**What to do**
Start at the line containing "Transcribe this image's" and transcribe every line exactly through the end of the records below, and only those lines.

A run of records:

******

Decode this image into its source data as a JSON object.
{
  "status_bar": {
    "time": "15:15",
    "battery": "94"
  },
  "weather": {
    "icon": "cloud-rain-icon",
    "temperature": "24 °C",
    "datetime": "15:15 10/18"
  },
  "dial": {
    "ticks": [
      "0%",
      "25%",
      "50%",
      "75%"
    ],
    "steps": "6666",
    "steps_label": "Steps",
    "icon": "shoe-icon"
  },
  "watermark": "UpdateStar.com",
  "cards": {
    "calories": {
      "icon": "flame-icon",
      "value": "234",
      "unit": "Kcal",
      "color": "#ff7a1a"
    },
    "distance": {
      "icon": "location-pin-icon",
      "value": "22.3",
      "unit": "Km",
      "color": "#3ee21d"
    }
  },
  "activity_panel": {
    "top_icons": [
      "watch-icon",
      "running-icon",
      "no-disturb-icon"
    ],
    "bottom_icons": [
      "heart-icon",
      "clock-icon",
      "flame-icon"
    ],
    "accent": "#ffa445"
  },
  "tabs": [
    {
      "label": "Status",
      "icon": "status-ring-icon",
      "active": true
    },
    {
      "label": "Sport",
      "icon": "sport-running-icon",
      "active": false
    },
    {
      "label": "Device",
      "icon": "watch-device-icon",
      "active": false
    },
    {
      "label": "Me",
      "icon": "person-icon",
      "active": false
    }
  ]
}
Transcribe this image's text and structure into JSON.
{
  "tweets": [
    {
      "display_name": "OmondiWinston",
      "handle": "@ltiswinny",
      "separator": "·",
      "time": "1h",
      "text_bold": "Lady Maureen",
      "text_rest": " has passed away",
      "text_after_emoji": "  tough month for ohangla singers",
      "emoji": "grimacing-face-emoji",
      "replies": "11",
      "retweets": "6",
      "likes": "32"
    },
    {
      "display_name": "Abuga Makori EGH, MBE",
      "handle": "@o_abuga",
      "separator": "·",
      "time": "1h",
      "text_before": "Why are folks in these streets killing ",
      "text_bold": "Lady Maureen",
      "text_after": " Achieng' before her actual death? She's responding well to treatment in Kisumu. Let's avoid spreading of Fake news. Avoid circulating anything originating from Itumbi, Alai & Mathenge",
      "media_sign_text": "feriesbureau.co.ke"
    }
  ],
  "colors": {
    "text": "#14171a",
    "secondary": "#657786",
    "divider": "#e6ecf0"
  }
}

******

**Completed task**
Transcribe this image's text and structure into JSON.
{
  "tweets": [
    {
      "display_name": "OmondiWinston",
      "handle": "@ltiswinny",
      "separator": "·",
      "time": "1h",
      "text_bold": "Lady Maureen",
      "text_rest": " has passed away",
      "text_after_emoji": "  tough month for ohangla singers",
      "emoji": "grimacing-face-emoji",
      "replies": "11",
      "retweets": "6",
      "likes": "32"
    },
    {
      "display_name": "Abuga Makori EGH, MBE",
      "handle": "@o_abuga",
      "separator": "·",
      "time": "1h",
      "text_before": "Why are folks in these streets killing ",
      "text_bold": "Lady Maureen",
      "text_after": " Achieng' before her actual death? She's responding well to treatment in Kisumu. Let's avoid spreading of Fake news. Avoid circulating anything originating from Itumbi, Alai & Mathenge",
      "media_sign_text": "feriesbureau.co.ke"
    }
  ],
  "colors": {
    "text": "#14171a",
    "secondary": "#657786",
    "divider": "#e6ecf0"
  }
}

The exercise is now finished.